— Start DATA FOR THIS TASK —

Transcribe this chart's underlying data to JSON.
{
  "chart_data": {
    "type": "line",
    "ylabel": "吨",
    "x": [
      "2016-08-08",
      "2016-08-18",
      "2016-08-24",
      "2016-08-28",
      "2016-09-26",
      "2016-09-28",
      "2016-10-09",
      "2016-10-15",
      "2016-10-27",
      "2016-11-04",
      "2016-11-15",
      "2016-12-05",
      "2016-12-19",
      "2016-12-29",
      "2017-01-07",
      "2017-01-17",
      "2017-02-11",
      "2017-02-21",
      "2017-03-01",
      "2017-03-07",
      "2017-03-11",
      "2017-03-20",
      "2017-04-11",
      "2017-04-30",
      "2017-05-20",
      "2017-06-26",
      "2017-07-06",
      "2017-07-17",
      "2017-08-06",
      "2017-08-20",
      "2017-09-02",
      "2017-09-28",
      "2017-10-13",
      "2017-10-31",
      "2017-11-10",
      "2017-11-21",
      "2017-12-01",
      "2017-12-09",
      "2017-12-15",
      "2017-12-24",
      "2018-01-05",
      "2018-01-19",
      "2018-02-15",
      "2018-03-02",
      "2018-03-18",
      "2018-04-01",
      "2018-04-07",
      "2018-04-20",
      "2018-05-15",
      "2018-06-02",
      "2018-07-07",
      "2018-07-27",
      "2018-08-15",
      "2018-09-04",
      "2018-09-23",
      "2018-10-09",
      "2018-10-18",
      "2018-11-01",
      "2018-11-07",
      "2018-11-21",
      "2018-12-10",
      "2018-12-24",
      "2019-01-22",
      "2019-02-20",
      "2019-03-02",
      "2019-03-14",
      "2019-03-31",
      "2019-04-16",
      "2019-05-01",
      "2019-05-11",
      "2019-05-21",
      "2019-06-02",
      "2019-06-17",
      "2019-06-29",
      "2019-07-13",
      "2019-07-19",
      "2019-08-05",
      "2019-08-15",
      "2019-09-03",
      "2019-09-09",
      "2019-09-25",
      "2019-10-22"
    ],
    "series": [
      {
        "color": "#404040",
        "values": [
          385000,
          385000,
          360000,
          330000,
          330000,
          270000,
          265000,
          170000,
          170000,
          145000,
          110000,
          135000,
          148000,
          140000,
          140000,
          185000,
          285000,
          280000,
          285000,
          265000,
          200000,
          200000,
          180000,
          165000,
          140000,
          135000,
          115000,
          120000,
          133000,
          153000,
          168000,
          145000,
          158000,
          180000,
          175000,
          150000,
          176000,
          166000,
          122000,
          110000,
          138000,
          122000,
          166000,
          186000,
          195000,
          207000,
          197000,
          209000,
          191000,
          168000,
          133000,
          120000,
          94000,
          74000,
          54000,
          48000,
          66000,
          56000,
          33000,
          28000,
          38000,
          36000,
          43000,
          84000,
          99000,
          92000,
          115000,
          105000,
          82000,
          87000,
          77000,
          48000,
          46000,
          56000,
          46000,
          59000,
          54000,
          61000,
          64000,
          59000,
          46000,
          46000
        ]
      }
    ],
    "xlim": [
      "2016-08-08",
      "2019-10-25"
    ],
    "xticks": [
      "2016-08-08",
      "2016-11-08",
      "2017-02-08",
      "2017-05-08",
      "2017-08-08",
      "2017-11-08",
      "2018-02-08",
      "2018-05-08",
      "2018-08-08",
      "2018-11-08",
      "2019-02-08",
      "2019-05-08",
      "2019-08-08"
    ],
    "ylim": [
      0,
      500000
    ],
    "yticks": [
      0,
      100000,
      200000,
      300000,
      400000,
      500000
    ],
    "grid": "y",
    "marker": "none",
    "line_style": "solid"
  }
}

— End DATA FOR THIS TASK —

[REQUIRED TASK]
Above are the records; copy all of them exactly.

[ANSWER TO THIS EXERCISE]
Transcribe this chart's underlying data to JSON.
{
  "chart_data": {
    "type": "line",
    "ylabel": "吨",
    "x": [
      "2016-08-08",
      "2016-08-18",
      "2016-08-24",
      "2016-08-28",
      "2016-09-26",
      "2016-09-28",
      "2016-10-09",
      "2016-10-15",
      "2016-10-27",
      "2016-11-04",
      "2016-11-15",
      "2016-12-05",
      "2016-12-19",
      "2016-12-29",
      "2017-01-07",
      "2017-01-17",
      "2017-02-11",
      "2017-02-21",
      "2017-03-01",
      "2017-03-07",
      "2017-03-11",
      "2017-03-20",
      "2017-04-11",
      "2017-04-30",
      "2017-05-20",
      "2017-06-26",
      "2017-07-06",
      "2017-07-17",
      "2017-08-06",
      "2017-08-20",
      "2017-09-02",
      "2017-09-28",
      "2017-10-13",
      "2017-10-31",
      "2017-11-10",
      "2017-11-21",
      "2017-12-01",
      "2017-12-09",
      "2017-12-15",
      "2017-12-24",
      "2018-01-05",
      "2018-01-19",
      "2018-02-15",
      "2018-03-02",
      "2018-03-18",
      "2018-04-01",
      "2018-04-07",
      "2018-04-20",
      "2018-05-15",
      "2018-06-02",
      "2018-07-07",
      "2018-07-27",
      "2018-08-15",
      "2018-09-04",
      "2018-09-23",
      "2018-10-09",
      "2018-10-18",
      "2018-11-01",
      "2018-11-07",
      "2018-11-21",
      "2018-12-10",
      "2018-12-24",
      "2019-01-22",
      "2019-02-20",
      "2019-03-02",
      "2019-03-14",
      "2019-03-31",
      "2019-04-16",
      "2019-05-01",
      "2019-05-11",
      "2019-05-21",
      "2019-06-02",
      "2019-06-17",
      "2019-06-29",
      "2019-07-13",
      "2019-07-19",
      "2019-08-05",
      "2019-08-15",
      "2019-09-03",
      "2019-09-09",
      "2019-09-25",
      "2019-10-22"
    ],
    "series": [
      {
        "color": "#404040",
        "values": [
          385000,
          385000,
          360000,
          330000,
          330000,
          270000,
          265000,
          170000,
          170000,
          145000,
          110000,
          135000,
          148000,
          140000,
          140000,
          185000,
          285000,
          280000,
          285000,
          265000,
          200000,
          200000,
          180000,
          165000,
          140000,
          135000,
          115000,
          120000,
          133000,
          153000,
          168000,
          145000,
          158000,
          180000,
          175000,
          150000,
          176000,
          166000,
          122000,
          110000,
          138000,
          122000,
          166000,
          186000,
          195000,
          207000,
          197000,
          209000,
          191000,
          168000,
          133000,
          120000,
          94000,
          74000,
          54000,
          48000,
          66000,
          56000,
          33000,
          28000,
          38000,
          36000,
          43000,
          84000,
          99000,
          92000,
          115000,
          105000,
          82000,
          87000,
          77000,
          48000,
          46000,
          56000,
          46000,
          59000,
          54000,
          61000,
          64000,
          59000,
          46000,
          46000
        ]
      }
    ],
    "xlim": [
      "2016-08-08",
      "2019-10-25"
    ],
    "xticks": [
      "2016-08-08",
      "2016-11-08",
      "2017-02-08",
      "2017-05-08",
      "2017-08-08",
      "2017-11-08",
      "2018-02-08",
      "2018-05-08",
      "2018-08-08",
      "2018-11-08",
      "2019-02-08",
      "2019-05-08",
      "2019-08-08"
    ],
    "ylim": [
      0,
      500000
    ],
    "yticks": [
      0,
      100000,
      200000,
      300000,
      400000,
      500000
    ],
    "grid": "y",
    "marker": "none",
    "line_style": "solid"
  }
}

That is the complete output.